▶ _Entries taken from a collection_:
******

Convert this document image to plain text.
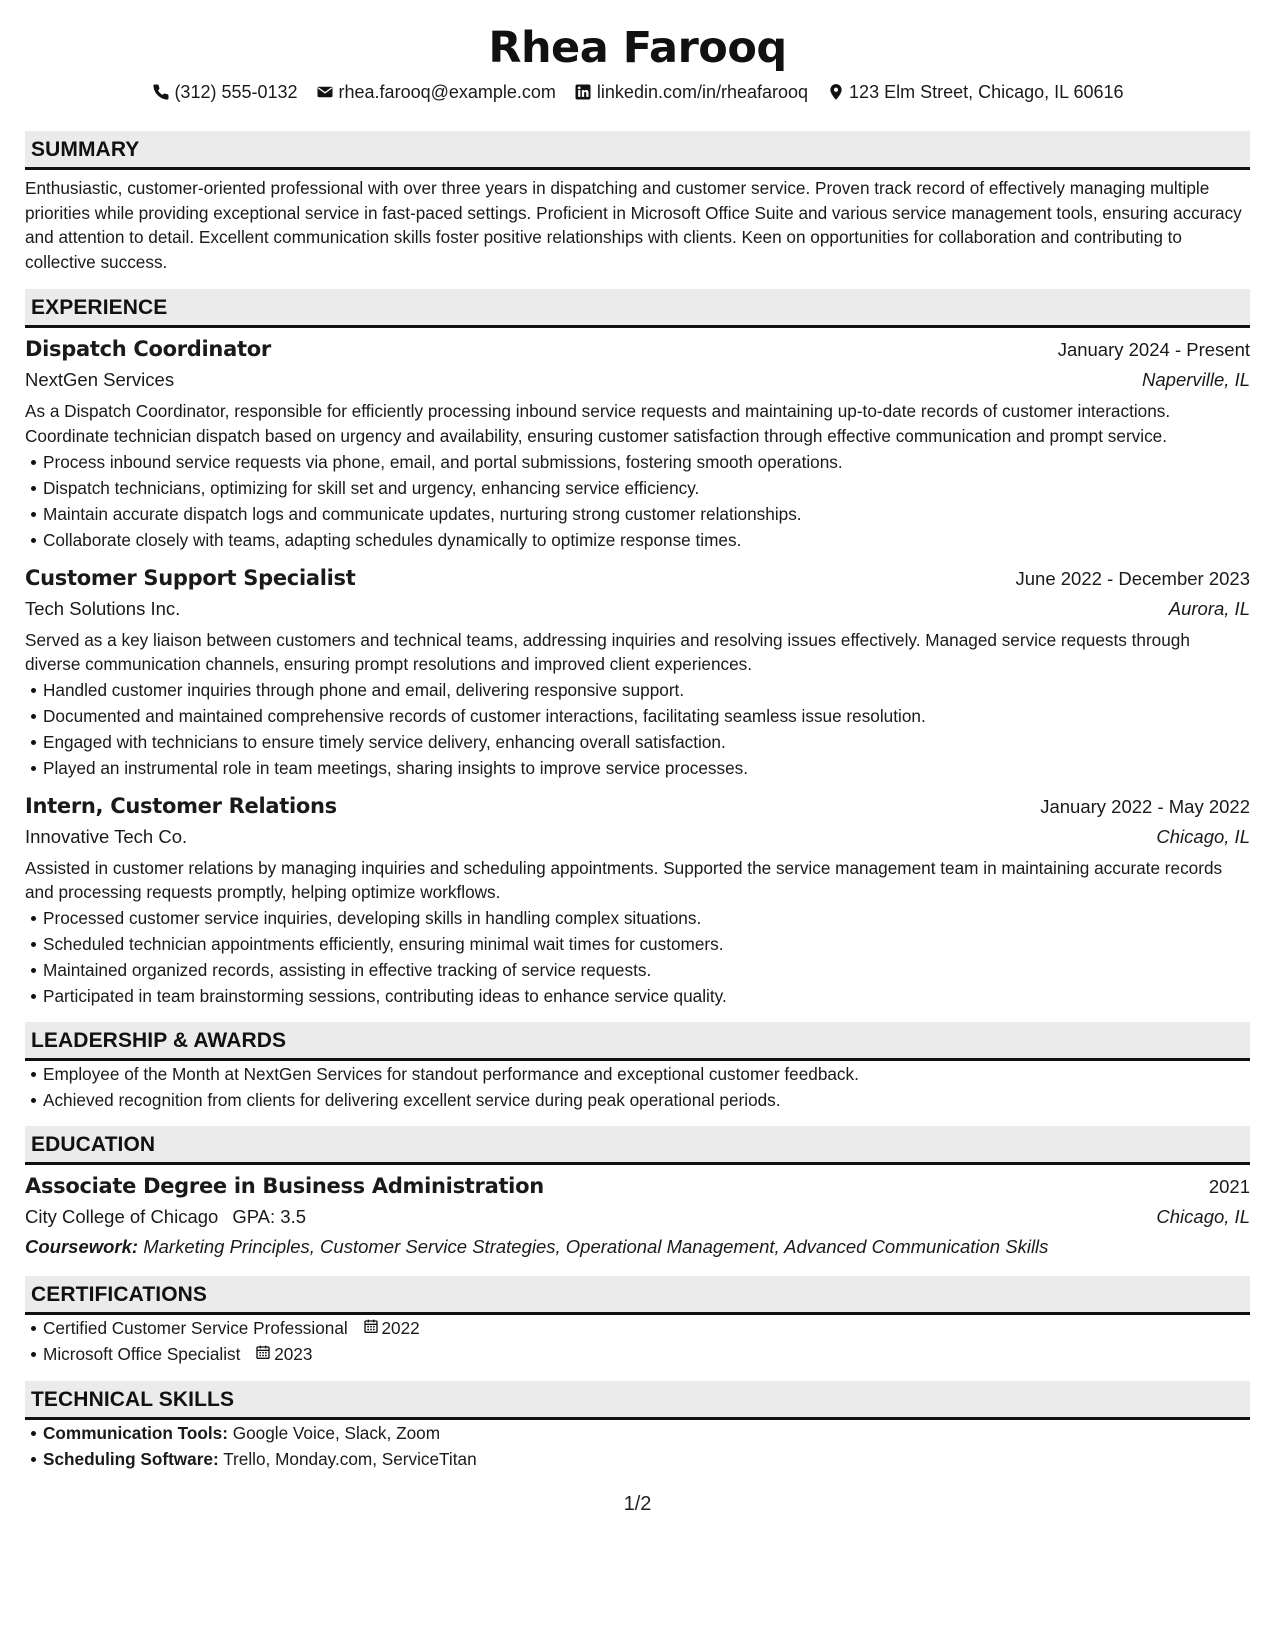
Rhea Farooq
(312) 555-0132 rhea.farooq@example.com linkedin.com/in/rheafarooq 123 Elm Street, Chicago, IL 60616
SUMMARY
Enthusiastic, customer-oriented professional with over three years in dispatching and customer service. Proven track record of effectively managing multiple priorities while providing exceptional service in fast-paced settings. Proficient in Microsoft Office Suite and various service management tools, ensuring accuracy and attention to detail. Excellent communication skills foster positive relationships with clients. Keen on opportunities for collaboration and contributing to collective success.
EXPERIENCE
Dispatch Coordinator	January 2024 - Present
NextGen Services	Naperville, IL
As a Dispatch Coordinator, responsible for efficiently processing inbound service requests and maintaining up-to-date records of customer interactions. Coordinate technician dispatch based on urgency and availability, ensuring customer satisfaction through effective communication and prompt service.
Process inbound service requests via phone, email, and portal submissions, fostering smooth operations.
Dispatch technicians, optimizing for skill set and urgency, enhancing service efficiency.
Maintain accurate dispatch logs and communicate updates, nurturing strong customer relationships.
Collaborate closely with teams, adapting schedules dynamically to optimize response times.
Customer Support Specialist	June 2022 - December 2023
Tech Solutions Inc.	Aurora, IL
Served as a key liaison between customers and technical teams, addressing inquiries and resolving issues effectively. Managed service requests through diverse communication channels, ensuring prompt resolutions and improved client experiences.
Handled customer inquiries through phone and email, delivering responsive support.
Documented and maintained comprehensive records of customer interactions, facilitating seamless issue resolution.
Engaged with technicians to ensure timely service delivery, enhancing overall satisfaction.
Played an instrumental role in team meetings, sharing insights to improve service processes.
Intern, Customer Relations	January 2022 - May 2022
Innovative Tech Co.	Chicago, IL
Assisted in customer relations by managing inquiries and scheduling appointments. Supported the service management team in maintaining accurate records and processing requests promptly, helping optimize workflows.
Processed customer service inquiries, developing skills in handling complex situations.
Scheduled technician appointments efficiently, ensuring minimal wait times for customers.
Maintained organized records, assisting in effective tracking of service requests.
Participated in team brainstorming sessions, contributing ideas to enhance service quality.
LEADERSHIP & AWARDS
Employee of the Month at NextGen Services for standout performance and exceptional customer feedback.
Achieved recognition from clients for delivering excellent service during peak operational periods.
EDUCATION
Associate Degree in Business Administration	2021
City College of Chicago GPA: 3.5	Chicago, IL
Coursework: Marketing Principles, Customer Service Strategies, Operational Management, Advanced Communication Skills
CERTIFICATIONS
Certified Customer Service Professional 2022
Microsoft Office Specialist 2023
TECHNICAL SKILLS
Communication Tools: Google Voice, Slack, Zoom
Scheduling Software: Trello, Monday.com, ServiceTitan
1/2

******

▶ _EXERCISE_: Leave the pictures out and reproduce each record exactly as written.

▶ _REPLY TO THE EXERCISE_:
Convert this document image to plain text.
Rhea Farooq
(312) 555-0132 rhea.farooq@example.com linkedin.com/in/rheafarooq 123 Elm Street, Chicago, IL 60616
SUMMARY
Enthusiastic, customer-oriented professional with over three years in dispatching and customer service. Proven track record of effectively managing multiple priorities while providing exceptional service in fast-paced settings. Proficient in Microsoft Office Suite and various service management tools, ensuring accuracy and attention to detail. Excellent communication skills foster positive relationships with clients. Keen on opportunities for collaboration and contributing to collective success.
EXPERIENCE
Dispatch Coordinator	January 2024 - Present
NextGen Services	Naperville, IL
As a Dispatch Coordinator, responsible for efficiently processing inbound service requests and maintaining up-to-date records of customer interactions. Coordinate technician dispatch based on urgency and availability, ensuring customer satisfaction through effective communication and prompt service.
Process inbound service requests via phone, email, and portal submissions, fostering smooth operations.
Dispatch technicians, optimizing for skill set and urgency, enhancing service efficiency.
Maintain accurate dispatch logs and communicate updates, nurturing strong customer relationships.
Collaborate closely with teams, adapting schedules dynamically to optimize response times.
Customer Support Specialist	June 2022 - December 2023
Tech Solutions Inc.	Aurora, IL
Served as a key liaison between customers and technical teams, addressing inquiries and resolving issues effectively. Managed service requests through diverse communication channels, ensuring prompt resolutions and improved client experiences.
Handled customer inquiries through phone and email, delivering responsive support.
Documented and maintained comprehensive records of customer interactions, facilitating seamless issue resolution.
Engaged with technicians to ensure timely service delivery, enhancing overall satisfaction.
Played an instrumental role in team meetings, sharing insights to improve service processes.
Intern, Customer Relations	January 2022 - May 2022
Innovative Tech Co.	Chicago, IL
Assisted in customer relations by managing inquiries and scheduling appointments. Supported the service management team in maintaining accurate records and processing requests promptly, helping optimize workflows.
Processed customer service inquiries, developing skills in handling complex situations.
Scheduled technician appointments efficiently, ensuring minimal wait times for customers.
Maintained organized records, assisting in effective tracking of service requests.
Participated in team brainstorming sessions, contributing ideas to enhance service quality.
LEADERSHIP & AWARDS
Employee of the Month at NextGen Services for standout performance and exceptional customer feedback.
Achieved recognition from clients for delivering excellent service during peak operational periods.
EDUCATION
Associate Degree in Business Administration	2021
City College of Chicago GPA: 3.5	Chicago, IL
Coursework: Marketing Principles, Customer Service Strategies, Operational Management, Advanced Communication Skills
CERTIFICATIONS
Certified Customer Service Professional 2022
Microsoft Office Specialist 2023
TECHNICAL SKILLS
Communication Tools: Google Voice, Slack, Zoom
Scheduling Software: Trello, Monday.com, ServiceTitan
1/2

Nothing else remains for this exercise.